→ Task
Return every line of the records that contains the word "населения", copying each line in full.
▶
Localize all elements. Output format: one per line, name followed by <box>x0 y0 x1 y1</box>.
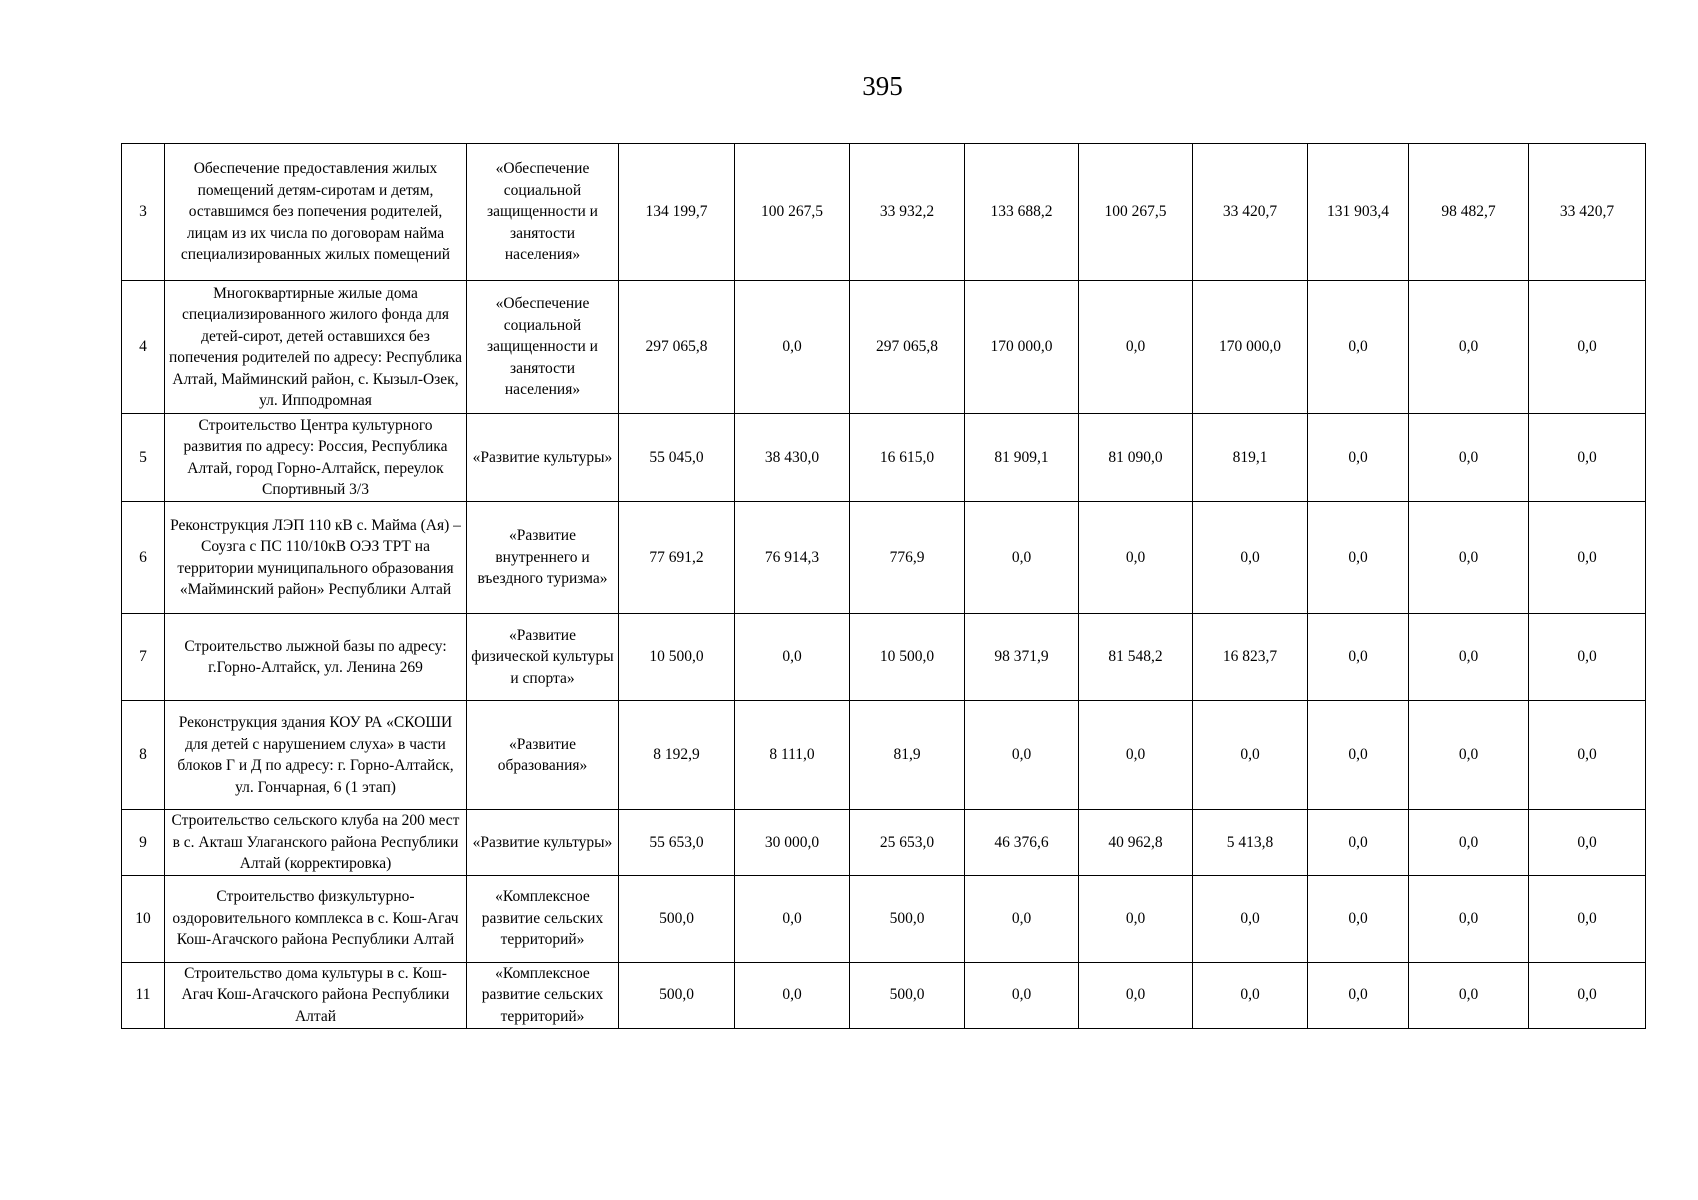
amount-cell: 0,0 <box>1308 810 1409 876</box>
table-row <box>122 414 1646 502</box>
object-name-cell: Реконструкция ЛЭП 110 кВ с. Майма (Ая) – Соузга с ПС 110/10кВ ОЭЗ ТРТ на территории муниципального образования «Майминский район» Республики Алтай <box>165 502 467 614</box>
amount-cell: 0,0 <box>965 701 1079 810</box>
amount-cell: 0,0 <box>1079 281 1193 414</box>
amount-cell: 0,0 <box>1409 701 1529 810</box>
amount-cell: 500,0 <box>619 875 735 962</box>
amount-cell: 0,0 <box>1409 502 1529 614</box>
amount-cell: 55 653,0 <box>619 810 735 876</box>
amount-cell: 0,0 <box>735 875 850 962</box>
row-number-cell: 10 <box>122 875 165 962</box>
program-cell: «Развитие культуры» <box>467 414 619 502</box>
amount-cell: 16 823,7 <box>1193 614 1308 701</box>
amount-cell: 500,0 <box>850 962 965 1028</box>
amount-cell: 81 548,2 <box>1079 614 1193 701</box>
amount-cell: 0,0 <box>965 962 1079 1028</box>
row-number-cell: 6 <box>122 502 165 614</box>
amount-cell: 0,0 <box>1193 502 1308 614</box>
table-row <box>122 875 1646 962</box>
amount-cell: 100 267,5 <box>1079 144 1193 281</box>
amount-cell: 500,0 <box>850 875 965 962</box>
amount-cell: 0,0 <box>1308 701 1409 810</box>
program-cell: «Развитие внутреннего и въездного туризма» <box>467 502 619 614</box>
amount-cell: 76 914,3 <box>735 502 850 614</box>
amount-cell: 819,1 <box>1193 414 1308 502</box>
amount-cell: 25 653,0 <box>850 810 965 876</box>
table-row <box>122 962 1646 1028</box>
amount-cell: 30 000,0 <box>735 810 850 876</box>
amount-cell: 0,0 <box>1079 502 1193 614</box>
amount-cell: 0,0 <box>1308 614 1409 701</box>
row-number-cell: 11 <box>122 962 165 1028</box>
amount-cell: 0,0 <box>1529 281 1646 414</box>
amount-cell: 297 065,8 <box>619 281 735 414</box>
amount-cell: 0,0 <box>1529 810 1646 876</box>
amount-cell: 33 932,2 <box>850 144 965 281</box>
object-name-cell: Многоквартирные жилые дома специализированного жилого фонда для детей-сирот, детей оставшихся без попечения родителей по адресу: Республика Алтай, Майминский район, с. Кызыл-Озек, ул. Ипподромная <box>165 281 467 414</box>
row-number-cell: 4 <box>122 281 165 414</box>
amount-cell: 0,0 <box>1409 614 1529 701</box>
amount-cell: 0,0 <box>1409 875 1529 962</box>
amount-cell: 0,0 <box>1529 962 1646 1028</box>
object-name-cell: Строительство лыжной базы по адресу: г.Горно-Алтайск, ул. Ленина 269 <box>165 614 467 701</box>
amount-cell: 0,0 <box>965 502 1079 614</box>
table-row <box>122 614 1646 701</box>
amount-cell: 0,0 <box>1529 414 1646 502</box>
investment-objects-table <box>121 143 1646 1029</box>
amount-cell: 0,0 <box>1308 875 1409 962</box>
amount-cell: 0,0 <box>735 962 850 1028</box>
amount-cell: 10 500,0 <box>619 614 735 701</box>
amount-cell: 0,0 <box>1308 502 1409 614</box>
amount-cell: 10 500,0 <box>850 614 965 701</box>
amount-cell: 0,0 <box>1409 281 1529 414</box>
amount-cell: 297 065,8 <box>850 281 965 414</box>
table-row <box>122 144 1646 281</box>
page-number: 395 <box>862 71 903 101</box>
amount-cell: 98 482,7 <box>1409 144 1529 281</box>
row-number-cell: 3 <box>122 144 165 281</box>
program-cell: «Обеспечение социальной защищенности и занятости населения» <box>467 281 619 414</box>
amount-cell: 40 962,8 <box>1079 810 1193 876</box>
object-name-cell: Обеспечение предоставления жилых помещений детям-сиротам и детям, оставшимся без попечения родителей, лицам из их числа по договорам найма специализированных жилых помещений <box>165 144 467 281</box>
amount-cell: 77 691,2 <box>619 502 735 614</box>
amount-cell: 500,0 <box>619 962 735 1028</box>
program-cell: «Развитие образования» <box>467 701 619 810</box>
row-number-cell: 8 <box>122 701 165 810</box>
row-number-cell: 5 <box>122 414 165 502</box>
amount-cell: 0,0 <box>1079 962 1193 1028</box>
row-number-cell: 9 <box>122 810 165 876</box>
amount-cell: 0,0 <box>1409 810 1529 876</box>
amount-cell: 46 376,6 <box>965 810 1079 876</box>
amount-cell: 0,0 <box>1193 701 1308 810</box>
amount-cell: 55 045,0 <box>619 414 735 502</box>
amount-cell: 38 430,0 <box>735 414 850 502</box>
amount-cell: 0,0 <box>735 614 850 701</box>
amount-cell: 0,0 <box>1529 875 1646 962</box>
amount-cell: 0,0 <box>735 281 850 414</box>
amount-cell: 170 000,0 <box>1193 281 1308 414</box>
amount-cell: 8 111,0 <box>735 701 850 810</box>
table-row <box>122 502 1646 614</box>
amount-cell: 81 090,0 <box>1079 414 1193 502</box>
object-name-cell: Строительство сельского клуба на 200 мест в с. Акташ Улаганского района Республики Алтай (корректировка) <box>165 810 467 876</box>
amount-cell: 0,0 <box>1529 701 1646 810</box>
program-cell: «Обеспечение социальной защищенности и занятости населения» <box>467 144 619 281</box>
amount-cell: 0,0 <box>965 875 1079 962</box>
table-row <box>122 281 1646 414</box>
object-name-cell: Строительство дома культуры в с. Кош-Агач Кош-Агачского района Республики Алтай <box>165 962 467 1028</box>
amount-cell: 170 000,0 <box>965 281 1079 414</box>
amount-cell: 134 199,7 <box>619 144 735 281</box>
amount-cell: 8 192,9 <box>619 701 735 810</box>
amount-cell: 33 420,7 <box>1529 144 1646 281</box>
amount-cell: 0,0 <box>1409 414 1529 502</box>
amount-cell: 0,0 <box>1409 962 1529 1028</box>
amount-cell: 0,0 <box>1529 614 1646 701</box>
amount-cell: 0,0 <box>1079 701 1193 810</box>
program-cell: «Комплексное развитие сельских территорий» <box>467 962 619 1028</box>
table-body <box>122 144 1646 1029</box>
amount-cell: 5 413,8 <box>1193 810 1308 876</box>
row-number-cell: 7 <box>122 614 165 701</box>
amount-cell: 81 909,1 <box>965 414 1079 502</box>
table-row <box>122 810 1646 876</box>
amount-cell: 0,0 <box>1529 502 1646 614</box>
program-cell: «Развитие культуры» <box>467 810 619 876</box>
object-name-cell: Строительство физкультурно-оздоровительного комплекса в с. Кош-Агач Кош-Агачского района Республики Алтай <box>165 875 467 962</box>
amount-cell: 16 615,0 <box>850 414 965 502</box>
amount-cell: 0,0 <box>1193 875 1308 962</box>
amount-cell: 0,0 <box>1308 962 1409 1028</box>
amount-cell: 98 371,9 <box>965 614 1079 701</box>
amount-cell: 131 903,4 <box>1308 144 1409 281</box>
amount-cell: 0,0 <box>1079 875 1193 962</box>
amount-cell: 100 267,5 <box>735 144 850 281</box>
program-cell: «Комплексное развитие сельских территорий» <box>467 875 619 962</box>
object-name-cell: Реконструкция здания КОУ РА «СКОШИ для детей с нарушением слуха» в части блоков Г и Д по адресу: г. Горно-Алтайск, ул. Гончарная, 6 (1 этап) <box>165 701 467 810</box>
amount-cell: 0,0 <box>1308 414 1409 502</box>
amount-cell: 81,9 <box>850 701 965 810</box>
amount-cell: 0,0 <box>1308 281 1409 414</box>
amount-cell: 133 688,2 <box>965 144 1079 281</box>
amount-cell: 776,9 <box>850 502 965 614</box>
amount-cell: 0,0 <box>1193 962 1308 1028</box>
table-row <box>122 701 1646 810</box>
program-cell: «Развитие физической культуры и спорта» <box>467 614 619 701</box>
amount-cell: 33 420,7 <box>1193 144 1308 281</box>
object-name-cell: Строительство Центра культурного развития по адресу: Россия, Республика Алтай, город Горно-Алтайск, переулок Спортивный 3/3 <box>165 414 467 502</box>
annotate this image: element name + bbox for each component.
◀
→ Full output
program-cell: «Обеспечение социальной защищенности и занятости населения» <box>467 281 619 414</box>
program-cell: «Обеспечение социальной защищенности и занятости населения» <box>467 144 619 281</box>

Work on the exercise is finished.